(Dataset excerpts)
◇ ◇ ◇

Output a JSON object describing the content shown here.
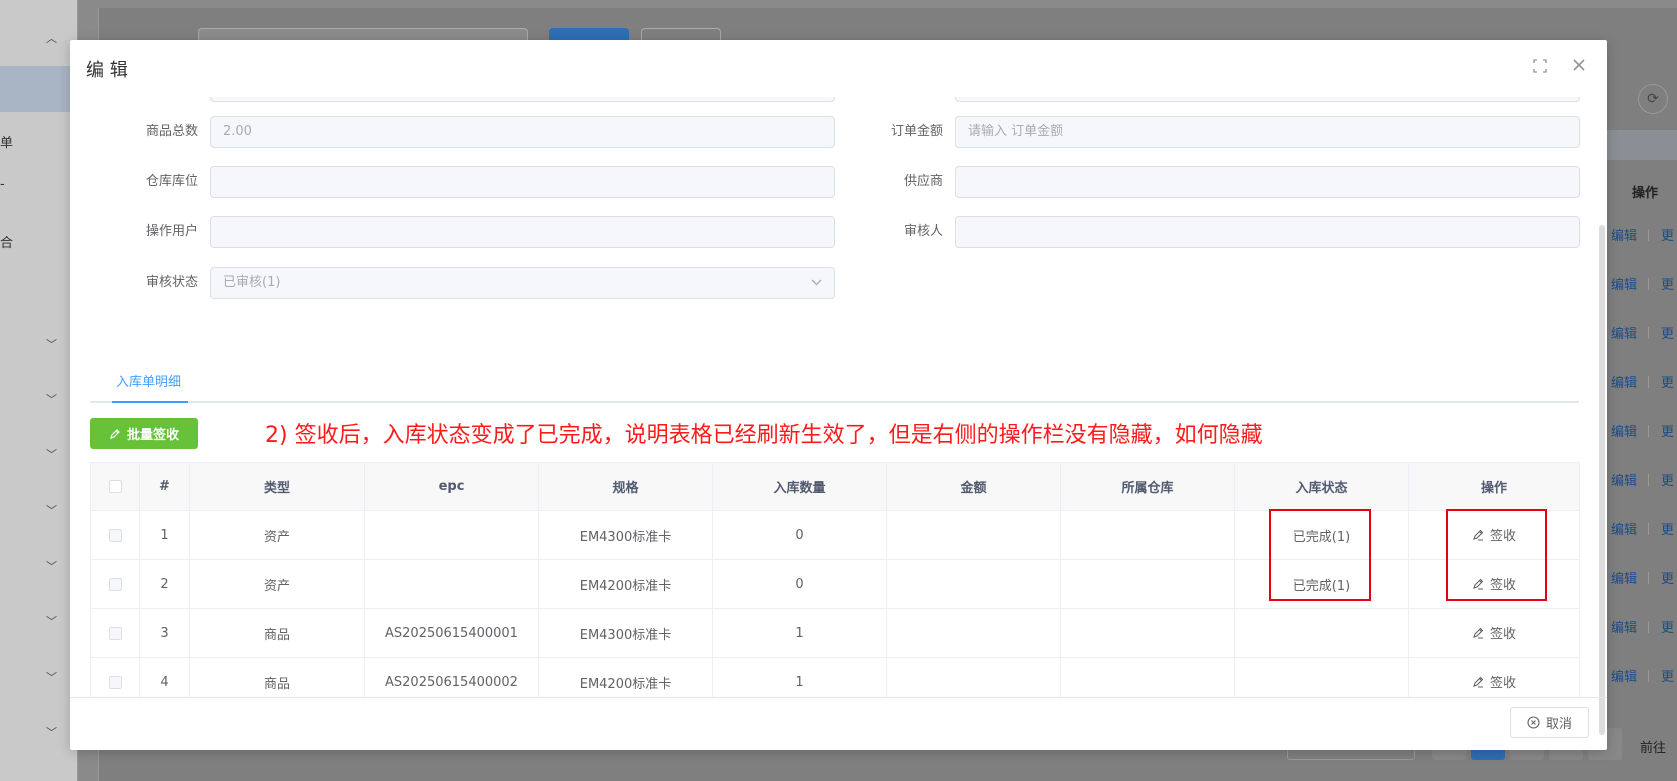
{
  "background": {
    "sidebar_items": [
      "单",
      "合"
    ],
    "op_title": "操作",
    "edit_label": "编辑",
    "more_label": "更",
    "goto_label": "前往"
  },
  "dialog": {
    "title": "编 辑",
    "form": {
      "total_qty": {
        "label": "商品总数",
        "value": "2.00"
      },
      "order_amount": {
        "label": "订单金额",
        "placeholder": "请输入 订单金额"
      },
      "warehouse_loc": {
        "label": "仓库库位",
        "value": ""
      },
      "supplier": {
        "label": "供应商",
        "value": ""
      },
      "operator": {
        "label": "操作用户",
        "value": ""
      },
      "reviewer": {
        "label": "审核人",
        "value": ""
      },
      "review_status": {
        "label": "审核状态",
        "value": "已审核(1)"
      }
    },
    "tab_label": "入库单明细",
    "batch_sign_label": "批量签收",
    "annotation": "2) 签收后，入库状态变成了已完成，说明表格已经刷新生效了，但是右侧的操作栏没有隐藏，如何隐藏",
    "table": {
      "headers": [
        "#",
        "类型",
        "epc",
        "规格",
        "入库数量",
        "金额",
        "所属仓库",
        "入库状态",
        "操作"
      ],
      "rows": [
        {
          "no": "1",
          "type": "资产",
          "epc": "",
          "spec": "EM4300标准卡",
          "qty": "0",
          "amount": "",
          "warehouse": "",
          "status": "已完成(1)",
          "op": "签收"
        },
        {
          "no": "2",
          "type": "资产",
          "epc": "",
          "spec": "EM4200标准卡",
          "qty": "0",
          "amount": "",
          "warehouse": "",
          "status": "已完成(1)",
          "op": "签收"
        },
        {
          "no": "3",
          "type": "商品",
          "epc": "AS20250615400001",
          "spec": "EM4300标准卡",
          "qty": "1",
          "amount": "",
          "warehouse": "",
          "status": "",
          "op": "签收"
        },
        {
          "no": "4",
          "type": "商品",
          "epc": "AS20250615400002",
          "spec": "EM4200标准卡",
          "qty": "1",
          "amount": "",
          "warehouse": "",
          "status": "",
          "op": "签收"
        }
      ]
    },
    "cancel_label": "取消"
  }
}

◇ ◇ ◇

Given problem: Copy the records above exactly, omitting every picture.

Written answer:
Output a JSON object describing the content shown here.
{
  "background": {
    "sidebar_items": [
      "单",
      "合"
    ],
    "op_title": "操作",
    "edit_label": "编辑",
    "more_label": "更",
    "goto_label": "前往"
  },
  "dialog": {
    "title": "编 辑",
    "form": {
      "total_qty": {
        "label": "商品总数",
        "value": "2.00"
      },
      "order_amount": {
        "label": "订单金额",
        "placeholder": "请输入 订单金额"
      },
      "warehouse_loc": {
        "label": "仓库库位",
        "value": ""
      },
      "supplier": {
        "label": "供应商",
        "value": ""
      },
      "operator": {
        "label": "操作用户",
        "value": ""
      },
      "reviewer": {
        "label": "审核人",
        "value": ""
      },
      "review_status": {
        "label": "审核状态",
        "value": "已审核(1)"
      }
    },
    "tab_label": "入库单明细",
    "batch_sign_label": "批量签收",
    "annotation": "2) 签收后，入库状态变成了已完成，说明表格已经刷新生效了，但是右侧的操作栏没有隐藏，如何隐藏",
    "table": {
      "headers": [
        "#",
        "类型",
        "epc",
        "规格",
        "入库数量",
        "金额",
        "所属仓库",
        "入库状态",
        "操作"
      ],
      "rows": [
        {
          "no": "1",
          "type": "资产",
          "epc": "",
          "spec": "EM4300标准卡",
          "qty": "0",
          "amount": "",
          "warehouse": "",
          "status": "已完成(1)",
          "op": "签收"
        },
        {
          "no": "2",
          "type": "资产",
          "epc": "",
          "spec": "EM4200标准卡",
          "qty": "0",
          "amount": "",
          "warehouse": "",
          "status": "已完成(1)",
          "op": "签收"
        },
        {
          "no": "3",
          "type": "商品",
          "epc": "AS20250615400001",
          "spec": "EM4300标准卡",
          "qty": "1",
          "amount": "",
          "warehouse": "",
          "status": "",
          "op": "签收"
        },
        {
          "no": "4",
          "type": "商品",
          "epc": "AS20250615400002",
          "spec": "EM4200标准卡",
          "qty": "1",
          "amount": "",
          "warehouse": "",
          "status": "",
          "op": "签收"
        }
      ]
    },
    "cancel_label": "取消"
  }
}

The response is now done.